[Start Provided entries]
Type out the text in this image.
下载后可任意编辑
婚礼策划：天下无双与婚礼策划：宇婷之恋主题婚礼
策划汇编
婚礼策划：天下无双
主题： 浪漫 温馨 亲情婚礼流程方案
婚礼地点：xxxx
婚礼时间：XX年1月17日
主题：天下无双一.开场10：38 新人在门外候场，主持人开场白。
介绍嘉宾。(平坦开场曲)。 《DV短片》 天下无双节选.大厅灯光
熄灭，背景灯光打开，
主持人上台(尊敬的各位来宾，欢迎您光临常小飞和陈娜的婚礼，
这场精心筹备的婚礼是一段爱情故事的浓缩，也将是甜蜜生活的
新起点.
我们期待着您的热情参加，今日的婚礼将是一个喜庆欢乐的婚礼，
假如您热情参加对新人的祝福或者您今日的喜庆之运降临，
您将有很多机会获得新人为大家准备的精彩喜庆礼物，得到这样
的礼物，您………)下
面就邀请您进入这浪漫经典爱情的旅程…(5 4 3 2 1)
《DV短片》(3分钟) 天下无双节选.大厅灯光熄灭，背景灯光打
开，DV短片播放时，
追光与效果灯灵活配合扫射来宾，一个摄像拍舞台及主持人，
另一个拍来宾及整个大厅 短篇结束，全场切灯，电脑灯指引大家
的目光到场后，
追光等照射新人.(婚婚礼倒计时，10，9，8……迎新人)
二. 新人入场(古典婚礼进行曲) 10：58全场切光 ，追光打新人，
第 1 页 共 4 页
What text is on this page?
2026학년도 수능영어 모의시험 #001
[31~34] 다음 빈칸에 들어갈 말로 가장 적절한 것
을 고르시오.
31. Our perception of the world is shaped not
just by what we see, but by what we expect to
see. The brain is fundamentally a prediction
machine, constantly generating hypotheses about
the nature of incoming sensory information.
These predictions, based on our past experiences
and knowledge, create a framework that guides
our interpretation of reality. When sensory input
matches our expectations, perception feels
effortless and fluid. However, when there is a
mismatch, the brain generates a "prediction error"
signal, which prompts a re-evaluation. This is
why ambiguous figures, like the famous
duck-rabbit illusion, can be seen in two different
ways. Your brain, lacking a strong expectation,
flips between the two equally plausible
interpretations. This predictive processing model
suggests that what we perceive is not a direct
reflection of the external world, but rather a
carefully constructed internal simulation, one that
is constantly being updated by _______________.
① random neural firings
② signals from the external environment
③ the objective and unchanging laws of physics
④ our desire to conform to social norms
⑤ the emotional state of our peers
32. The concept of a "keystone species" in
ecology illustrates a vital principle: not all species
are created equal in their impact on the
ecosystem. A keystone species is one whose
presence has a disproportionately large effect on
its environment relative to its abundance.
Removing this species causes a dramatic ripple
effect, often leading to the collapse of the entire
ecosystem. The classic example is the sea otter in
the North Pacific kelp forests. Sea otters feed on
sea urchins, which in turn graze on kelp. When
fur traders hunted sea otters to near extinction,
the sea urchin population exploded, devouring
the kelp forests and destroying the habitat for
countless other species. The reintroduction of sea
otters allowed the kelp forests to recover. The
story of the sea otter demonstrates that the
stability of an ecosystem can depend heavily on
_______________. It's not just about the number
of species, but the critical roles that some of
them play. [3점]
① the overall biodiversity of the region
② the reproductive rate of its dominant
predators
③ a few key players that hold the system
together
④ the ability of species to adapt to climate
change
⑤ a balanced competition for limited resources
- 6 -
[End Provided entries]
**Your task**
From the listing above, collect every line that mentions the word "brain".

**Exercise response**
see. The brain is fundamentally a prediction
mismatch, the brain generates a "prediction error"
ways. Your brain, lacking a strong expectation,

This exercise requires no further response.